[WORK TO DO]:
How many lines hold the string "Wireless"? Reply with the number alone.

[Stored data]:
(begin)

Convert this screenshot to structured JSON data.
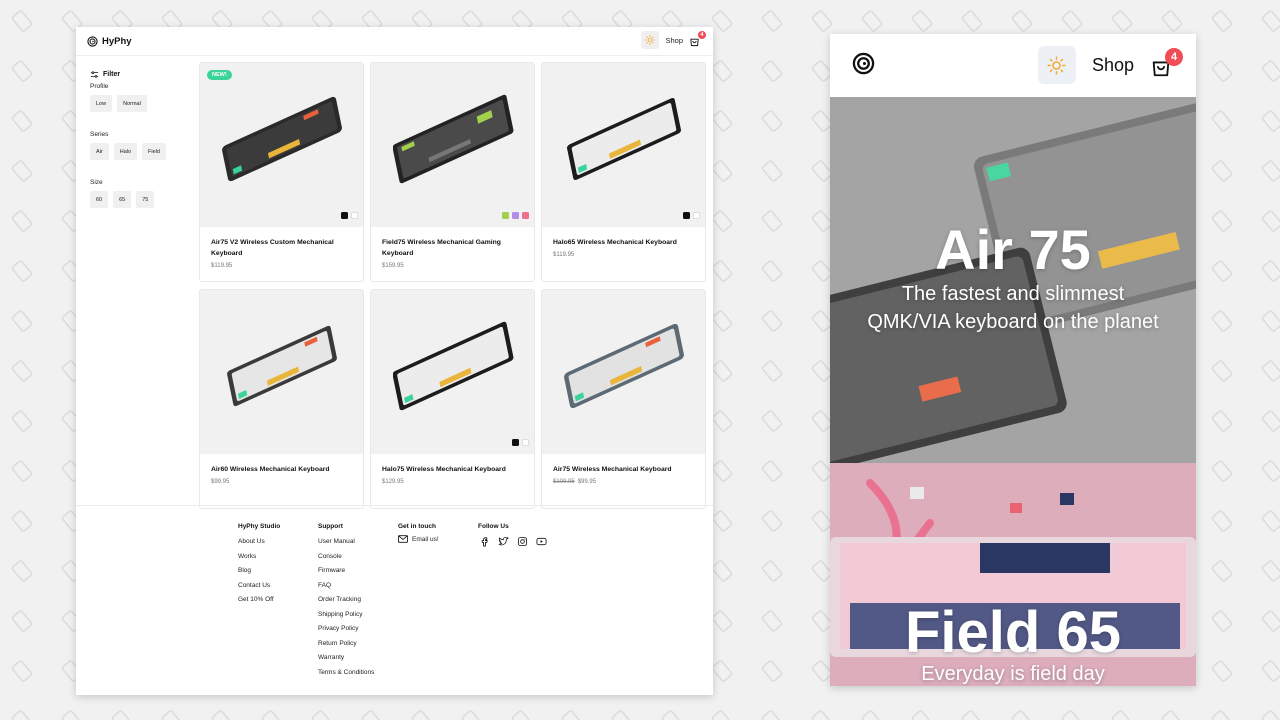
{
  "brand": {
    "name": "HyPhy"
  },
  "nav": {
    "shop_label": "Shop",
    "cart_count": "4",
    "theme_icon": "sun-icon",
    "cart_icon": "shopping-bag-icon"
  },
  "filters": {
    "title": "Filter",
    "groups": [
      {
        "label": "Profile",
        "options": [
          "Low",
          "Normal"
        ]
      },
      {
        "label": "Series",
        "options": [
          "Air",
          "Halo",
          "Field"
        ]
      },
      {
        "label": "Size",
        "options": [
          "60",
          "65",
          "75"
        ]
      }
    ]
  },
  "products": [
    {
      "name": "Air75 V2 Wireless Custom Mechanical Keyboard",
      "price": "$119.95",
      "old_price": "",
      "badge": "NEW!",
      "swatches": [
        "#111111",
        "#ffffff"
      ]
    },
    {
      "name": "Field75 Wireless Mechanical Gaming Keyboard",
      "price": "$159.95",
      "old_price": "",
      "badge": "",
      "swatches": [
        "#a3d14b",
        "#b58ce8",
        "#ef6f8d"
      ]
    },
    {
      "name": "Halo65 Wireless Mechanical Keyboard",
      "price": "$119.95",
      "old_price": "",
      "badge": "",
      "swatches": [
        "#111111",
        "#ffffff"
      ]
    },
    {
      "name": "Air60 Wireless Mechanical Keyboard",
      "price": "$99.95",
      "old_price": "",
      "badge": "",
      "swatches": []
    },
    {
      "name": "Halo75 Wireless Mechanical Keyboard",
      "price": "$129.95",
      "old_price": "",
      "badge": "",
      "swatches": [
        "#111111",
        "#ffffff"
      ]
    },
    {
      "name": "Air75 Wireless Mechanical Keyboard",
      "price": "$99.95",
      "old_price": "$109.95",
      "badge": "",
      "swatches": []
    }
  ],
  "footer": {
    "columns": [
      {
        "heading": "HyPhy Studio",
        "links": [
          "About Us",
          "Works",
          "Blog",
          "Contact Us",
          "Get 10% Off"
        ]
      },
      {
        "heading": "Support",
        "links": [
          "User Manual",
          "Console",
          "Firmware",
          "FAQ",
          "Order Tracking",
          "Shipping Policy",
          "Privacy Policy",
          "Return Policy",
          "Warranty",
          "Terms & Conditions"
        ]
      },
      {
        "heading": "Get in touch",
        "email_label": "Email us!"
      },
      {
        "heading": "Follow Us",
        "icons": [
          "facebook-icon",
          "twitter-icon",
          "instagram-icon",
          "youtube-icon"
        ]
      }
    ]
  },
  "mobile": {
    "shop_label": "Shop",
    "cart_count": "4",
    "hero1": {
      "title": "Air 75",
      "subtitle_line1": "The fastest and slimmest",
      "subtitle_line2": "QMK/VIA keyboard on the planet"
    },
    "hero2": {
      "title": "Field 65",
      "subtitle": "Everyday is field day"
    }
  },
  "colors": {
    "accent": "#3ad39a",
    "badge": "#ef4e56",
    "background": "#f1f1f1",
    "sun": "#f5a623"
  }
}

(end)

[ANSWER TO THE EXERCISE]:
6